## Supplied entries

______________________________

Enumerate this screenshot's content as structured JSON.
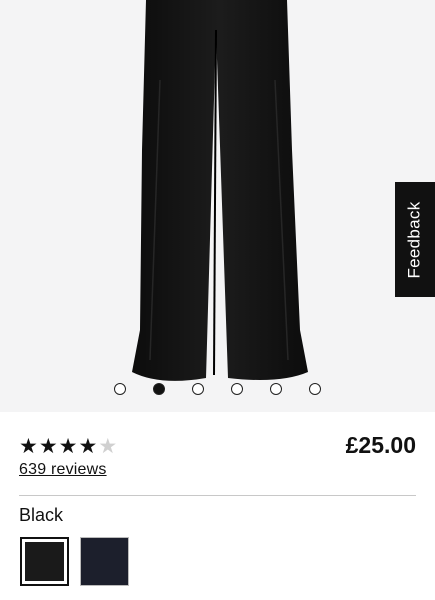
{
  "gallery": {
    "image_alt": "Black wide leg trousers",
    "slides": [
      {
        "active": false
      },
      {
        "active": true
      },
      {
        "active": false
      },
      {
        "active": false
      },
      {
        "active": false
      },
      {
        "active": false
      }
    ]
  },
  "feedback": {
    "label": "Feedback"
  },
  "product": {
    "rating": 4,
    "rating_max": 5,
    "reviews_label": "639 reviews",
    "price": "£25.00"
  },
  "colour": {
    "selected_label": "Black",
    "swatches": [
      {
        "name": "Black",
        "color": "#1a1a1a",
        "selected": true
      },
      {
        "name": "Navy",
        "color": "#1c1f2c",
        "selected": false
      }
    ]
  }
}
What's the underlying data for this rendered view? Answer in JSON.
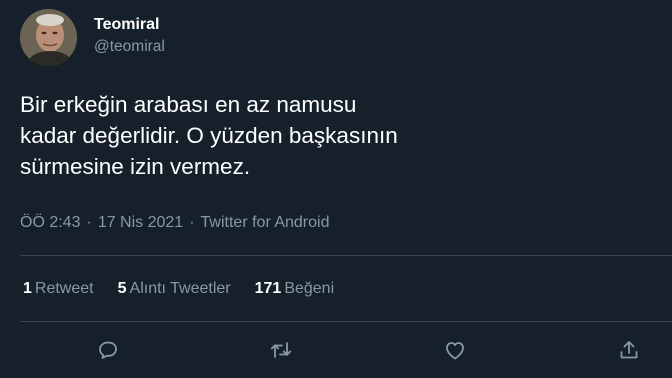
{
  "author": {
    "display_name": "Teomiral",
    "handle": "@teomiral"
  },
  "tweet": {
    "lines": [
      "Bir erkeğin arabası en az namusu",
      "kadar değerlidir. O yüzden başkasının",
      "sürmesine izin vermez."
    ]
  },
  "meta": {
    "time": "ÖÖ 2:43",
    "separator": "·",
    "date": "17 Nis 2021",
    "source": "Twitter for Android"
  },
  "stats": {
    "retweets": {
      "count": "1",
      "label": "Retweet"
    },
    "quotes": {
      "count": "5",
      "label": "Alıntı Tweetler"
    },
    "likes": {
      "count": "171",
      "label": "Beğeni"
    }
  },
  "actions": [
    "reply-icon",
    "retweet-icon",
    "like-icon",
    "share-icon"
  ],
  "colors": {
    "background": "#15202b",
    "text": "#ffffff",
    "secondary_text": "#8899a6",
    "divider": "#38444d"
  }
}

______________________________

## Problem to solve
Omit every picture, then repeat the remaining data exactly as it appears above.

## Task result
Enumerate this screenshot's content as structured JSON.
{
  "gallery": {
    "image_alt": "Black wide leg trousers",
    "slides": [
      {
        "active": false
      },
      {
        "active": true
      },
      {
        "active": false
      },
      {
        "active": false
      },
      {
        "active": false
      },
      {
        "active": false
      }
    ]
  },
  "feedback": {
    "label": "Feedback"
  },
  "product": {
    "rating": 4,
    "rating_max": 5,
    "reviews_label": "639 reviews",
    "price": "£25.00"
  },
  "colour": {
    "selected_label": "Black",
    "swatches": [
      {
        "name": "Black",
        "color": "#1a1a1a",
        "selected": true
      },
      {
        "name": "Navy",
        "color": "#1c1f2c",
        "selected": false
      }
    ]
  }
}
What's the underlying data for this rendered view? Answer in JSON.
{
  "author": {
    "display_name": "Teomiral",
    "handle": "@teomiral"
  },
  "tweet": {
    "lines": [
      "Bir erkeğin arabası en az namusu",
      "kadar değerlidir. O yüzden başkasının",
      "sürmesine izin vermez."
    ]
  },
  "meta": {
    "time": "ÖÖ 2:43",
    "separator": "·",
    "date": "17 Nis 2021",
    "source": "Twitter for Android"
  },
  "stats": {
    "retweets": {
      "count": "1",
      "label": "Retweet"
    },
    "quotes": {
      "count": "5",
      "label": "Alıntı Tweetler"
    },
    "likes": {
      "count": "171",
      "label": "Beğeni"
    }
  },
  "actions": [
    "reply-icon",
    "retweet-icon",
    "like-icon",
    "share-icon"
  ],
  "colors": {
    "background": "#15202b",
    "text": "#ffffff",
    "secondary_text": "#8899a6",
    "divider": "#38444d"
  }
}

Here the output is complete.